# Task details:
Copy every one of the entries below word for word, with no changes.

# Dataset:
· · ·

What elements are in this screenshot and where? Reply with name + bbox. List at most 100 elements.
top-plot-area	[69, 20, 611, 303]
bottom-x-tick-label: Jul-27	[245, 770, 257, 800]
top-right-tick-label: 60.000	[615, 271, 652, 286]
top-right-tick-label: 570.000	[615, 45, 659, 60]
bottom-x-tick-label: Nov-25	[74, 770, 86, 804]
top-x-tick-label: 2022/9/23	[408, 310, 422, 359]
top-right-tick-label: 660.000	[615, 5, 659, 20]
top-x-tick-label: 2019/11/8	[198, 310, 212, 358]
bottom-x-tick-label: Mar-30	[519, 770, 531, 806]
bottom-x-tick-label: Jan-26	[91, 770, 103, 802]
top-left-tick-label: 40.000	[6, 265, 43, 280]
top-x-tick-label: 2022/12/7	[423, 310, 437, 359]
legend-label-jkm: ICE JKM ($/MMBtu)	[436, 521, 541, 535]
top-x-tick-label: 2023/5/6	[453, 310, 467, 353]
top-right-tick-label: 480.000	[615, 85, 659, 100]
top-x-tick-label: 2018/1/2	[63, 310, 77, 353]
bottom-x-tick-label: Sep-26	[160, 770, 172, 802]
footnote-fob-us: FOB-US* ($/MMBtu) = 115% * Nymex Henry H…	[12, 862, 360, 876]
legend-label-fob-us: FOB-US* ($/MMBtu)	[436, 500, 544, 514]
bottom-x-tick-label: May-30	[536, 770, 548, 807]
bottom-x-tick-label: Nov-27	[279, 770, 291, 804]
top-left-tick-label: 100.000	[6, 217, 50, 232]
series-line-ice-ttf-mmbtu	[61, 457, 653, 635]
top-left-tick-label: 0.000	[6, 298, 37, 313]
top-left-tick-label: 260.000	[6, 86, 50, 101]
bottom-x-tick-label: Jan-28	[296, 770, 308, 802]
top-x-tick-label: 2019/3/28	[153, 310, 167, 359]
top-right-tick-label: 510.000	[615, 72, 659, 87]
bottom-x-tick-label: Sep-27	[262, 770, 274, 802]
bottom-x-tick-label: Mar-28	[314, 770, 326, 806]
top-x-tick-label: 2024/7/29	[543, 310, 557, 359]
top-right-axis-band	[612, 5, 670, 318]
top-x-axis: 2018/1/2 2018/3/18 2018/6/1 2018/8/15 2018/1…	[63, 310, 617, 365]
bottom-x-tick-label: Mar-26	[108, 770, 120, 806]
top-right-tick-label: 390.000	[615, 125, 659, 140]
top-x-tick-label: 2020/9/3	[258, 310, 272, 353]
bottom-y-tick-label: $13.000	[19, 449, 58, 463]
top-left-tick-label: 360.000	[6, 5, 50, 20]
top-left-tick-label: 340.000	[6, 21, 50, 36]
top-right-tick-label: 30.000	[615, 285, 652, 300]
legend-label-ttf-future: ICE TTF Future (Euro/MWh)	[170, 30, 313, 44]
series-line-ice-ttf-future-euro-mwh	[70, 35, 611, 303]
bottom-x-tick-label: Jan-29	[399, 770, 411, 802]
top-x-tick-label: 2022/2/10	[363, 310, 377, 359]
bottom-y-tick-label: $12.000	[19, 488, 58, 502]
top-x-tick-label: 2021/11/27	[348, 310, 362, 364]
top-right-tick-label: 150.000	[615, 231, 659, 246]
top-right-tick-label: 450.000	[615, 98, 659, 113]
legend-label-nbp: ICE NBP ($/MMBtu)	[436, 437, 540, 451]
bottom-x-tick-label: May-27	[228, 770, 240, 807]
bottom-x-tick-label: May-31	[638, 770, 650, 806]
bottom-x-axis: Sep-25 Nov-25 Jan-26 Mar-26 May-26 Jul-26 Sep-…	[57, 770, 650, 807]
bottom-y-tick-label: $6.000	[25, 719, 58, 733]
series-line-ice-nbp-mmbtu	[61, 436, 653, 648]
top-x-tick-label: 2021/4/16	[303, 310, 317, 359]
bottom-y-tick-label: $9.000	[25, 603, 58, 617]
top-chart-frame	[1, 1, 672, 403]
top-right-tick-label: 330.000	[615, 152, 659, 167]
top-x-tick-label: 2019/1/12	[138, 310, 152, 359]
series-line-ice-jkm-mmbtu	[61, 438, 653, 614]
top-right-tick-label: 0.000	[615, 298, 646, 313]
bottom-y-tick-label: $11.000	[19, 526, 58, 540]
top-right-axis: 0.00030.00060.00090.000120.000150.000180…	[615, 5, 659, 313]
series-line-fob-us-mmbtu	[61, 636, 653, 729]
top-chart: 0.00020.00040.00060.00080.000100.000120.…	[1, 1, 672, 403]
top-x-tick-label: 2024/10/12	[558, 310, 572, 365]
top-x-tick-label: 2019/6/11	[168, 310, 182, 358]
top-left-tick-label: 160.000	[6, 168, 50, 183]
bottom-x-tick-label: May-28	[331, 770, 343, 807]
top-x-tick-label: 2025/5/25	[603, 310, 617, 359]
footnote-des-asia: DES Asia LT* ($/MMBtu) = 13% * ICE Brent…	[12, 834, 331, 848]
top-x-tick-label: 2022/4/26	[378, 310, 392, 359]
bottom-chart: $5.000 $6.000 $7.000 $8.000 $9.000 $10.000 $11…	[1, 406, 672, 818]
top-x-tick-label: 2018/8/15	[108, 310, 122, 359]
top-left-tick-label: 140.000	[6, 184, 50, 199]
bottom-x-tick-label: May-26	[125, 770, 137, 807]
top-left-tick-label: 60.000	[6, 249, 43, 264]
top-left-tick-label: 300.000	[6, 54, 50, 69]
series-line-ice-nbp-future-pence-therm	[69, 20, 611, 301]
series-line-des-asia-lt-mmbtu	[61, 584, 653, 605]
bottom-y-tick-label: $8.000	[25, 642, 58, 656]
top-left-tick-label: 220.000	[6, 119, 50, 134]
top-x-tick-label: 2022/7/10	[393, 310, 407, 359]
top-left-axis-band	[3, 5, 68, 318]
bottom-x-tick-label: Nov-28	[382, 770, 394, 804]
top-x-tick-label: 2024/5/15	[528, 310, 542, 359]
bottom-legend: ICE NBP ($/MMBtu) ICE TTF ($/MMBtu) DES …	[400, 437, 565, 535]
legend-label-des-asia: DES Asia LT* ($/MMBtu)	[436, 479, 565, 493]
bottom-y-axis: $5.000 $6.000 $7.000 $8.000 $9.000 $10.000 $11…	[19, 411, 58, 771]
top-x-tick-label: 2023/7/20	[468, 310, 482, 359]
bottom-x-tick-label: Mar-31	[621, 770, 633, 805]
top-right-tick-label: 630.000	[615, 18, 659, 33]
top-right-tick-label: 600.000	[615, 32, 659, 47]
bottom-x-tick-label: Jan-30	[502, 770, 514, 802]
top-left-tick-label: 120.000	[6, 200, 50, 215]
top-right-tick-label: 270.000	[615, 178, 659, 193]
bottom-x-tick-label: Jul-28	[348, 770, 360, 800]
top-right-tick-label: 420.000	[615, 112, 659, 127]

· · ·

# Response to this task:
What elements are in this screenshot and where? Reply with name + bbox. List at most 100 elements.
top-plot-area	[69, 20, 611, 303]
bottom-x-tick-label: Jul-27	[245, 770, 257, 800]
top-right-tick-label: 60.000	[615, 271, 652, 286]
top-right-tick-label: 570.000	[615, 45, 659, 60]
bottom-x-tick-label: Nov-25	[74, 770, 86, 804]
top-x-tick-label: 2022/9/23	[408, 310, 422, 359]
top-right-tick-label: 660.000	[615, 5, 659, 20]
top-x-tick-label: 2019/11/8	[198, 310, 212, 358]
bottom-x-tick-label: Mar-30	[519, 770, 531, 806]
bottom-x-tick-label: Jan-26	[91, 770, 103, 802]
top-left-tick-label: 40.000	[6, 265, 43, 280]
top-x-tick-label: 2022/12/7	[423, 310, 437, 359]
legend-label-jkm: ICE JKM ($/MMBtu)	[436, 521, 541, 535]
top-x-tick-label: 2023/5/6	[453, 310, 467, 353]
top-right-tick-label: 480.000	[615, 85, 659, 100]
top-x-tick-label: 2018/1/2	[63, 310, 77, 353]
bottom-x-tick-label: Sep-26	[160, 770, 172, 802]
footnote-fob-us: FOB-US* ($/MMBtu) = 115% * Nymex Henry H…	[12, 862, 360, 876]
legend-label-fob-us: FOB-US* ($/MMBtu)	[436, 500, 544, 514]
bottom-x-tick-label: May-30	[536, 770, 548, 807]
bottom-x-tick-label: Nov-27	[279, 770, 291, 804]
top-left-tick-label: 100.000	[6, 217, 50, 232]
series-line-ice-ttf-mmbtu	[61, 457, 653, 635]
top-left-tick-label: 0.000	[6, 298, 37, 313]
top-left-tick-label: 260.000	[6, 86, 50, 101]
bottom-x-tick-label: Jan-28	[296, 770, 308, 802]
top-x-tick-label: 2019/3/28	[153, 310, 167, 359]
top-right-tick-label: 510.000	[615, 72, 659, 87]
bottom-x-tick-label: Sep-27	[262, 770, 274, 802]
bottom-x-tick-label: Mar-28	[314, 770, 326, 806]
top-x-tick-label: 2024/7/29	[543, 310, 557, 359]
top-right-axis-band	[612, 5, 670, 318]
top-x-axis: 2018/1/2 2018/3/18 2018/6/1 2018/8/15 2018/1…	[63, 310, 617, 365]
bottom-x-tick-label: Mar-26	[108, 770, 120, 806]
top-right-tick-label: 390.000	[615, 125, 659, 140]
top-x-tick-label: 2020/9/3	[258, 310, 272, 353]
bottom-y-tick-label: $13.000	[19, 449, 58, 463]
top-left-tick-label: 360.000	[6, 5, 50, 20]
top-left-tick-label: 340.000	[6, 21, 50, 36]
top-right-tick-label: 30.000	[615, 285, 652, 300]
legend-label-ttf-future: ICE TTF Future (Euro/MWh)	[170, 30, 313, 44]
series-line-ice-ttf-future-euro-mwh	[70, 35, 611, 303]
bottom-x-tick-label: Jan-29	[399, 770, 411, 802]
top-x-tick-label: 2022/2/10	[363, 310, 377, 359]
bottom-y-tick-label: $12.000	[19, 488, 58, 502]
top-x-tick-label: 2021/11/27	[348, 310, 362, 364]
top-right-tick-label: 150.000	[615, 231, 659, 246]
top-right-tick-label: 450.000	[615, 98, 659, 113]
legend-label-nbp: ICE NBP ($/MMBtu)	[436, 437, 540, 451]
bottom-x-tick-label: May-27	[228, 770, 240, 807]
bottom-x-tick-label: May-31	[638, 770, 650, 806]
bottom-x-axis: Sep-25 Nov-25 Jan-26 Mar-26 May-26 Jul-26 Sep-…	[57, 770, 650, 807]
bottom-y-tick-label: $6.000	[25, 719, 58, 733]
series-line-ice-nbp-mmbtu	[61, 436, 653, 648]
top-x-tick-label: 2021/4/16	[303, 310, 317, 359]
bottom-y-tick-label: $9.000	[25, 603, 58, 617]
top-chart-frame	[1, 1, 672, 403]
top-right-tick-label: 330.000	[615, 152, 659, 167]
top-x-tick-label: 2019/1/12	[138, 310, 152, 359]
series-line-ice-jkm-mmbtu	[61, 438, 653, 614]
top-right-tick-label: 0.000	[615, 298, 646, 313]
bottom-y-tick-label: $11.000	[19, 526, 58, 540]
top-right-axis: 0.00030.00060.00090.000120.000150.000180…	[615, 5, 659, 313]
series-line-fob-us-mmbtu	[61, 636, 653, 729]
top-chart: 0.00020.00040.00060.00080.000100.000120.…	[1, 1, 672, 403]
top-x-tick-label: 2024/10/12	[558, 310, 572, 365]
top-x-tick-label: 2019/6/11	[168, 310, 182, 358]
top-left-tick-label: 160.000	[6, 168, 50, 183]
bottom-x-tick-label: May-28	[331, 770, 343, 807]
top-x-tick-label: 2025/5/25	[603, 310, 617, 359]
footnote-des-asia: DES Asia LT* ($/MMBtu) = 13% * ICE Brent…	[12, 834, 331, 848]
top-x-tick-label: 2022/4/26	[378, 310, 392, 359]
bottom-chart: $5.000 $6.000 $7.000 $8.000 $9.000 $10.000 $11…	[1, 406, 672, 818]
top-x-tick-label: 2018/8/15	[108, 310, 122, 359]
top-left-tick-label: 140.000	[6, 184, 50, 199]
bottom-x-tick-label: May-26	[125, 770, 137, 807]
top-left-tick-label: 60.000	[6, 249, 43, 264]
top-left-tick-label: 300.000	[6, 54, 50, 69]
series-line-ice-nbp-future-pence-therm	[69, 20, 611, 301]
series-line-des-asia-lt-mmbtu	[61, 584, 653, 605]
bottom-y-tick-label: $8.000	[25, 642, 58, 656]
top-left-tick-label: 220.000	[6, 119, 50, 134]
top-x-tick-label: 2022/7/10	[393, 310, 407, 359]
top-left-axis-band	[3, 5, 68, 318]
bottom-x-tick-label: Nov-28	[382, 770, 394, 804]
top-x-tick-label: 2024/5/15	[528, 310, 542, 359]
bottom-legend: ICE NBP ($/MMBtu) ICE TTF ($/MMBtu) DES …	[400, 437, 565, 535]
legend-label-des-asia: DES Asia LT* ($/MMBtu)	[436, 479, 565, 493]
bottom-y-axis: $5.000 $6.000 $7.000 $8.000 $9.000 $10.000 $11…	[19, 411, 58, 771]
top-x-tick-label: 2023/7/20	[468, 310, 482, 359]
bottom-x-tick-label: Mar-31	[621, 770, 633, 805]
top-right-tick-label: 630.000	[615, 18, 659, 33]
top-right-tick-label: 600.000	[615, 32, 659, 47]
bottom-x-tick-label: Jan-30	[502, 770, 514, 802]
top-left-tick-label: 120.000	[6, 200, 50, 215]
top-right-tick-label: 270.000	[615, 178, 659, 193]
bottom-x-tick-label: Jul-28	[348, 770, 360, 800]
top-right-tick-label: 420.000	[615, 112, 659, 127]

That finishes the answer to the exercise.